● Objective: Wherever the string "Daily" shows up in a line, count that line. Give the total alone.

Records from a data source:
......
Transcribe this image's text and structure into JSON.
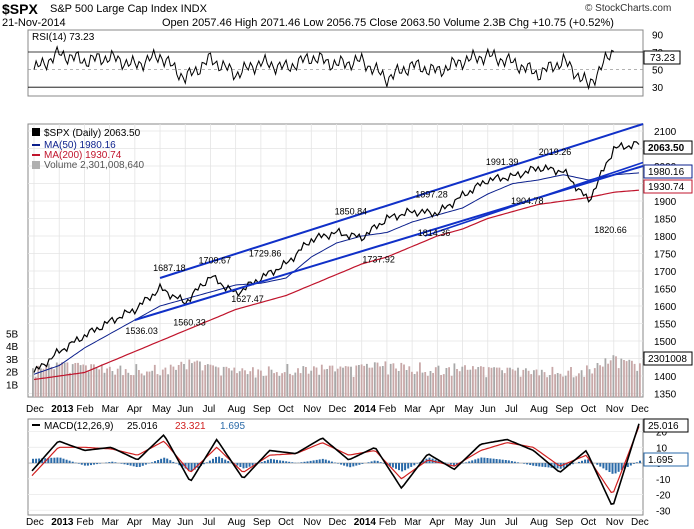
{
  "header": {
    "symbol": "$SPX",
    "name": "S&P 500 Large Cap Index  INDX",
    "date": "21-Nov-2014",
    "quote": "Open 2057.46   High 2071.46   Low 2056.75   Close 2063.50   Volume 2.3B   Chg +10.75 (+0.52%)",
    "credit": "© StockCharts.com"
  },
  "rsi_panel": {
    "legend": "RSI(14) 73.23",
    "value_badge": "73.23",
    "ticks": [
      "90",
      "70",
      "50",
      "30"
    ],
    "ylim": [
      20,
      95
    ]
  },
  "price_panel": {
    "legend_main": "$SPX (Daily) 2063.50",
    "legend_ma50": "MA(50) 1980.16",
    "legend_ma200": "MA(200) 1930.74",
    "legend_volume": "Volume 2,301,008,640",
    "badge_price": "2063.50",
    "badge_ma50": "1980.16",
    "badge_ma200": "1930.74",
    "badge_volume": "2301008",
    "ticks": [
      "2100",
      "2050",
      "2000",
      "1950",
      "1900",
      "1850",
      "1800",
      "1750",
      "1700",
      "1650",
      "1600",
      "1550",
      "1500",
      "1450",
      "1400",
      "1350"
    ],
    "volume_ticks": [
      "5B",
      "4B",
      "3B",
      "2B",
      "1B"
    ],
    "annotations": [
      "1536.03",
      "1560.33",
      "1627.47",
      "1687.18",
      "1709.67",
      "1729.86",
      "1737.92",
      "1814.36",
      "1850.84",
      "1897.28",
      "1904.78",
      "1820.66",
      "1991.39",
      "2019.26"
    ]
  },
  "macd_panel": {
    "legend_name": "MACD(12,26,9)",
    "legend_macd": "25.016",
    "legend_signal": "23.321",
    "legend_hist": "1.695",
    "badge_macd": "25.016",
    "badge_hist": "1.695",
    "ticks": [
      "20",
      "10",
      "0",
      "-10",
      "-20",
      "-30"
    ]
  },
  "x_axis": {
    "labels": [
      "Dec",
      "2013",
      "Feb",
      "Mar",
      "Apr",
      "May",
      "Jun",
      "Jul",
      "Aug",
      "Sep",
      "Oct",
      "Nov",
      "Dec",
      "2014",
      "Feb",
      "Mar",
      "Apr",
      "May",
      "Jun",
      "Jul",
      "Aug",
      "Sep",
      "Oct",
      "Nov",
      "Dec"
    ]
  },
  "colors": {
    "price_line": "#000000",
    "ma50": "#0b1f8c",
    "ma200": "#c0142c",
    "channel": "#1030c8",
    "volume_up": "#c8a8a8",
    "volume_down": "#a8a8a8",
    "macd_line": "#000000",
    "signal_line": "#d02020",
    "histogram": "#2a6aa8"
  },
  "chart_data": [
    {
      "type": "line",
      "title": "RSI(14)",
      "series": [
        {
          "name": "RSI(14)",
          "x": [
            "2012-12",
            "2013-01",
            "2013-02",
            "2013-03",
            "2013-04",
            "2013-05",
            "2013-06",
            "2013-07",
            "2013-08",
            "2013-09",
            "2013-10",
            "2013-11",
            "2013-12",
            "2014-01",
            "2014-02",
            "2014-03",
            "2014-04",
            "2014-05",
            "2014-06",
            "2014-07",
            "2014-08",
            "2014-09",
            "2014-10",
            "2014-11"
          ],
          "values": [
            50,
            68,
            60,
            64,
            55,
            66,
            40,
            62,
            45,
            58,
            52,
            64,
            56,
            60,
            40,
            55,
            48,
            60,
            66,
            58,
            45,
            60,
            32,
            73.23
          ]
        }
      ],
      "ylim": [
        20,
        95
      ]
    },
    {
      "type": "line",
      "title": "$SPX (Daily) 2063.50",
      "x": [
        "2012-12",
        "2013-01",
        "2013-02",
        "2013-03",
        "2013-04",
        "2013-05",
        "2013-06",
        "2013-07",
        "2013-08",
        "2013-09",
        "2013-10",
        "2013-11",
        "2013-12",
        "2014-01",
        "2014-02",
        "2014-03",
        "2014-04",
        "2014-05",
        "2014-06",
        "2014-07",
        "2014-08",
        "2014-09",
        "2014-10",
        "2014-11",
        "2014-11-21"
      ],
      "series": [
        {
          "name": "$SPX (Daily)",
          "values": [
            1410,
            1470,
            1515,
            1555,
            1590,
            1650,
            1610,
            1685,
            1635,
            1680,
            1720,
            1790,
            1810,
            1795,
            1850,
            1870,
            1865,
            1915,
            1960,
            1970,
            1995,
            1985,
            1900,
            2050,
            2063.5
          ]
        },
        {
          "name": "MA(50)",
          "values": [
            1405,
            1430,
            1480,
            1520,
            1560,
            1600,
            1620,
            1640,
            1660,
            1665,
            1680,
            1740,
            1780,
            1800,
            1810,
            1840,
            1860,
            1880,
            1920,
            1950,
            1960,
            1975,
            1960,
            1975,
            1980.16
          ]
        },
        {
          "name": "MA(200)",
          "values": [
            1390,
            1400,
            1410,
            1440,
            1470,
            1500,
            1530,
            1560,
            1590,
            1610,
            1630,
            1660,
            1690,
            1720,
            1740,
            1770,
            1800,
            1820,
            1850,
            1870,
            1890,
            1900,
            1910,
            1925,
            1930.74
          ]
        }
      ],
      "ylim": [
        1340,
        2120
      ]
    },
    {
      "type": "bar",
      "title": "Volume 2,301,008,640",
      "x": [
        "2012-12",
        "2013-01",
        "2013-02",
        "2013-03",
        "2013-04",
        "2013-05",
        "2013-06",
        "2013-07",
        "2013-08",
        "2013-09",
        "2013-10",
        "2013-11",
        "2013-12",
        "2014-01",
        "2014-02",
        "2014-03",
        "2014-04",
        "2014-05",
        "2014-06",
        "2014-07",
        "2014-08",
        "2014-09",
        "2014-10",
        "2014-11"
      ],
      "values": [
        2.1,
        2.4,
        2.3,
        2.2,
        2.3,
        2.2,
        2.6,
        2.1,
        2.0,
        2.2,
        2.3,
        2.2,
        2.1,
        2.4,
        2.5,
        2.3,
        2.3,
        2.1,
        2.0,
        2.0,
        2.1,
        2.2,
        2.9,
        2.3
      ],
      "ylabel": "Volume",
      "ylim": [
        0,
        5.5
      ]
    },
    {
      "type": "line",
      "title": "MACD(12,26,9)",
      "x": [
        "2012-12",
        "2013-01",
        "2013-02",
        "2013-03",
        "2013-04",
        "2013-05",
        "2013-06",
        "2013-07",
        "2013-08",
        "2013-09",
        "2013-10",
        "2013-11",
        "2013-12",
        "2014-01",
        "2014-02",
        "2014-03",
        "2014-04",
        "2014-05",
        "2014-06",
        "2014-07",
        "2014-08",
        "2014-09",
        "2014-10",
        "2014-11"
      ],
      "series": [
        {
          "name": "MACD",
          "values": [
            -5,
            14,
            8,
            10,
            2,
            18,
            -12,
            15,
            -10,
            8,
            6,
            16,
            2,
            10,
            -16,
            6,
            -4,
            12,
            15,
            8,
            -6,
            8,
            -28,
            25.016
          ]
        },
        {
          "name": "Signal",
          "values": [
            -8,
            10,
            10,
            9,
            5,
            14,
            -6,
            10,
            -6,
            5,
            6,
            13,
            5,
            8,
            -10,
            2,
            -2,
            8,
            13,
            10,
            -2,
            5,
            -20,
            23.321
          ]
        }
      ],
      "ylim": [
        -33,
        28
      ]
    }
  ]
}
......
● Reply to the exercise: 3